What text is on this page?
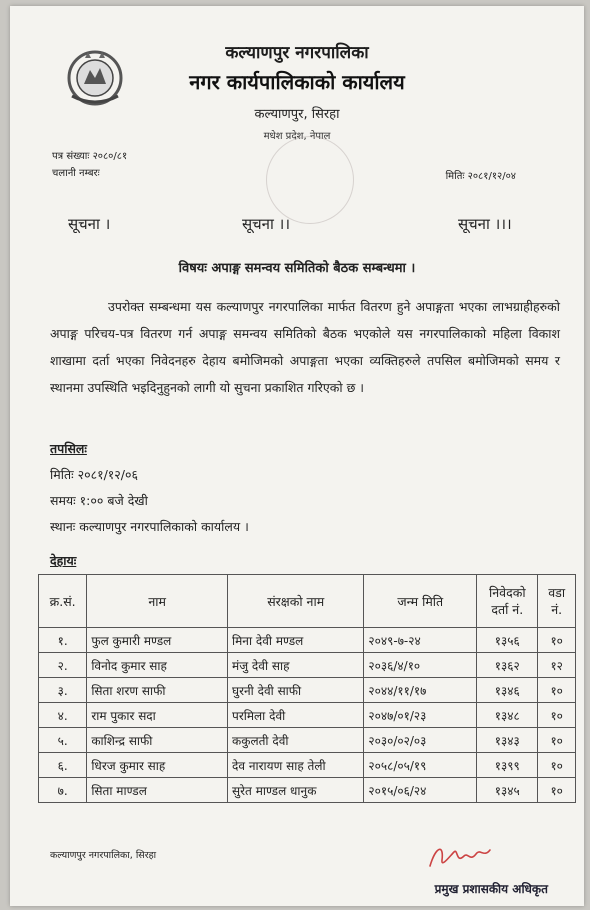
कल्याणपुर नगरपालिका
नगर कार्यपालिकाको कार्यालय
कल्याणपुर, सिरहा
मधेश प्रदेश, नेपाल
पत्र संख्याः २०८०/८१
चलानी नम्बरः	मितिः २०८१/१२/०४
सूचना ।	सूचना ।।	सूचना ।।।
विषयः अपाङ्ग समन्वय समितिको बैठक सम्बन्धमा ।
उपरोक्त सम्बन्धमा यस कल्याणपुर नगरपालिका मार्फत वितरण हुने अपाङ्गता भएका लाभग्राहीहरुको अपाङ्ग परिचय-पत्र वितरण गर्न अपाङ्ग समन्वय समितिको बैठक भएकोले यस नगरपालिकाको महिला विकाश शाखामा दर्ता भएका निवेदनहरु देहाय बमोजिमको अपाङ्गता भएका व्यक्तिहरुले तपसिल बमोजिमको समय र स्थानमा उपस्थिति भइदिनुहुनको लागी यो सुचना प्रकाशित गरिएको छ ।
तपसिलः
मितिः २०८१/१२/०६
समयः १:०० बजे देखी
स्थानः कल्याणपुर नगरपालिकाको कार्यालय ।
देहायः
क्र.सं.	नाम	संरक्षको नाम	जन्म मिति	निवेदको दर्ता नं.	वडा नं.
१.	फुल कुमारी मण्डल	मिना देवी मण्डल	२०४९-७-२४	१३५६	१०
२.	विनोद कुमार साह	मंजु देवी साह	२०३६/४/१०	१३६२	१२
३.	सिता शरण साफी	घुरनी देवी साफी	२०४४/११/१७	१३४६	१०
४.	राम पुकार सदा	परमिला देवी	२०४७/०१/२३	१३४८	१०
५.	काशिन्द्र साफी	ककुलती देवी	२०३०/०२/०३	१३४३	१०
६.	धिरज कुमार साह	देव नारायण साह तेली	२०५८/०५/१९	१३९९	१०
७.	सिता माण्डल	सुरेत माण्डल धानुक	२०१५/०६/२४	१३४५	१०
कल्याणपुर नगरपालिका, सिरहा
प्रमुख प्रशासकीय अधिकृत
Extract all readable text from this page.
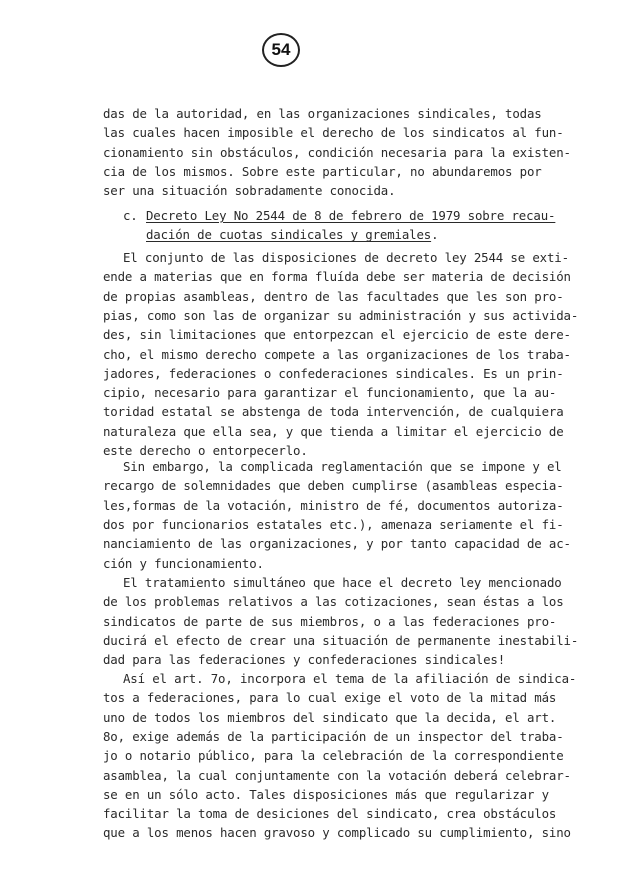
54
das de la autoridad, en las organizaciones sindicales, todas
las cuales hacen imposible el derecho de los sindicatos al fun-
cionamiento sin obstáculos, condición necesaria para la existen-
cia de los mismos. Sobre este particular, no abundaremos por
ser una situación sobradamente conocida.
c. Decreto Ley No 2544 de 8 de febrero de 1979 sobre recau-
dación de cuotas sindicales y gremiales.
El conjunto de las disposiciones de decreto ley 2544 se exti-
ende a materias que en forma fluída debe ser materia de decisión
de propias asambleas, dentro de las facultades que les son pro-
pias, como son las de organizar su administración y sus activida-
des, sin limitaciones que entorpezcan el ejercicio de este dere-
cho, el mismo derecho compete a las organizaciones de los traba-
jadores, federaciones o confederaciones sindicales. Es un prin-
cipio, necesario para garantizar el funcionamiento, que la au-
toridad estatal se abstenga de toda intervención, de cualquiera
naturaleza que ella sea, y que tienda a limitar el ejercicio de
este derecho o entorpecerlo.
Sin embargo, la complicada reglamentación que se impone y el
recargo de solemnidades que deben cumplirse (asambleas especia-
les,formas de la votación, ministro de fé, documentos autoriza-
dos por funcionarios estatales etc.), amenaza seriamente el fi-
nanciamiento de las organizaciones, y por tanto capacidad de ac-
ción y funcionamiento.
El tratamiento simultáneo que hace el decreto ley mencionado
de los problemas relativos a las cotizaciones, sean éstas a los
sindicatos de parte de sus miembros, o a las federaciones pro-
ducirá el efecto de crear una situación de permanente inestabili-
dad para las federaciones y confederaciones sindicales!
Así el art. 7o, incorpora el tema de la afiliación de sindica-
tos a federaciones, para lo cual exige el voto de la mitad más
uno de todos los miembros del sindicato que la decida, el art.
8o, exige además de la participación de un inspector del traba-
jo o notario público, para la celebración de la correspondiente
asamblea, la cual conjuntamente con la votación deberá celebrar-
se en un sólo acto. Tales disposiciones más que regularizar y
facilitar la toma de desiciones del sindicato, crea obstáculos
que a los menos hacen gravoso y complicado su cumplimiento, sino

━━━━━━━━━━━━━━━━

WORK TO DO: All preceding records should be duplicated verbatim, images excepted.

COMPLETED TASK:
What text is on this page?
कल्याणपुर नगरपालिका
नगर कार्यपालिकाको कार्यालय
कल्याणपुर, सिरहा
मधेश प्रदेश, नेपाल
पत्र संख्याः २०८०/८१
चलानी नम्बरः	मितिः २०८१/१२/०४
सूचना ।	सूचना ।।	सूचना ।।।
विषयः अपाङ्ग समन्वय समितिको बैठक सम्बन्धमा ।
उपरोक्त सम्बन्धमा यस कल्याणपुर नगरपालिका मार्फत वितरण हुने अपाङ्गता भएका लाभग्राहीहरुको अपाङ्ग परिचय-पत्र वितरण गर्न अपाङ्ग समन्वय समितिको बैठक भएकोले यस नगरपालिकाको महिला विकाश शाखामा दर्ता भएका निवेदनहरु देहाय बमोजिमको अपाङ्गता भएका व्यक्तिहरुले तपसिल बमोजिमको समय र स्थानमा उपस्थिति भइदिनुहुनको लागी यो सुचना प्रकाशित गरिएको छ ।
तपसिलः
मितिः २०८१/१२/०६
समयः १:०० बजे देखी
स्थानः कल्याणपुर नगरपालिकाको कार्यालय ।
देहायः
क्र.सं.	नाम	संरक्षको नाम	जन्म मिति	निवेदको दर्ता नं.	वडा नं.
१.	फुल कुमारी मण्डल	मिना देवी मण्डल	२०४९-७-२४	१३५६	१०
२.	विनोद कुमार साह	मंजु देवी साह	२०३६/४/१०	१३६२	१२
३.	सिता शरण साफी	घुरनी देवी साफी	२०४४/११/१७	१३४६	१०
४.	राम पुकार सदा	परमिला देवी	२०४७/०१/२३	१३४८	१०
५.	काशिन्द्र साफी	ककुलती देवी	२०३०/०२/०३	१३४३	१०
६.	धिरज कुमार साह	देव नारायण साह तेली	२०५८/०५/१९	१३९९	१०
७.	सिता माण्डल	सुरेत माण्डल धानुक	२०१५/०६/२४	१३४५	१०
कल्याणपुर नगरपालिका, सिरहा
प्रमुख प्रशासकीय अधिकृत
Extract all readable text from this page.
54
das de la autoridad, en las organizaciones sindicales, todas
las cuales hacen imposible el derecho de los sindicatos al fun-
cionamiento sin obstáculos, condición necesaria para la existen-
cia de los mismos. Sobre este particular, no abundaremos por
ser una situación sobradamente conocida.
c. Decreto Ley No 2544 de 8 de febrero de 1979 sobre recau-
dación de cuotas sindicales y gremiales.
El conjunto de las disposiciones de decreto ley 2544 se exti-
ende a materias que en forma fluída debe ser materia de decisión
de propias asambleas, dentro de las facultades que les son pro-
pias, como son las de organizar su administración y sus activida-
des, sin limitaciones que entorpezcan el ejercicio de este dere-
cho, el mismo derecho compete a las organizaciones de los traba-
jadores, federaciones o confederaciones sindicales. Es un prin-
cipio, necesario para garantizar el funcionamiento, que la au-
toridad estatal se abstenga de toda intervención, de cualquiera
naturaleza que ella sea, y que tienda a limitar el ejercicio de
este derecho o entorpecerlo.
Sin embargo, la complicada reglamentación que se impone y el
recargo de solemnidades que deben cumplirse (asambleas especia-
les,formas de la votación, ministro de fé, documentos autoriza-
dos por funcionarios estatales etc.), amenaza seriamente el fi-
nanciamiento de las organizaciones, y por tanto capacidad de ac-
ción y funcionamiento.
El tratamiento simultáneo que hace el decreto ley mencionado
de los problemas relativos a las cotizaciones, sean éstas a los
sindicatos de parte de sus miembros, o a las federaciones pro-
ducirá el efecto de crear una situación de permanente inestabili-
dad para las federaciones y confederaciones sindicales!
Así el art. 7o, incorpora el tema de la afiliación de sindica-
tos a federaciones, para lo cual exige el voto de la mitad más
uno de todos los miembros del sindicato que la decida, el art.
8o, exige además de la participación de un inspector del traba-
jo o notario público, para la celebración de la correspondiente
asamblea, la cual conjuntamente con la votación deberá celebrar-
se en un sólo acto. Tales disposiciones más que regularizar y
facilitar la toma de desiciones del sindicato, crea obstáculos
que a los menos hacen gravoso y complicado su cumplimiento, sino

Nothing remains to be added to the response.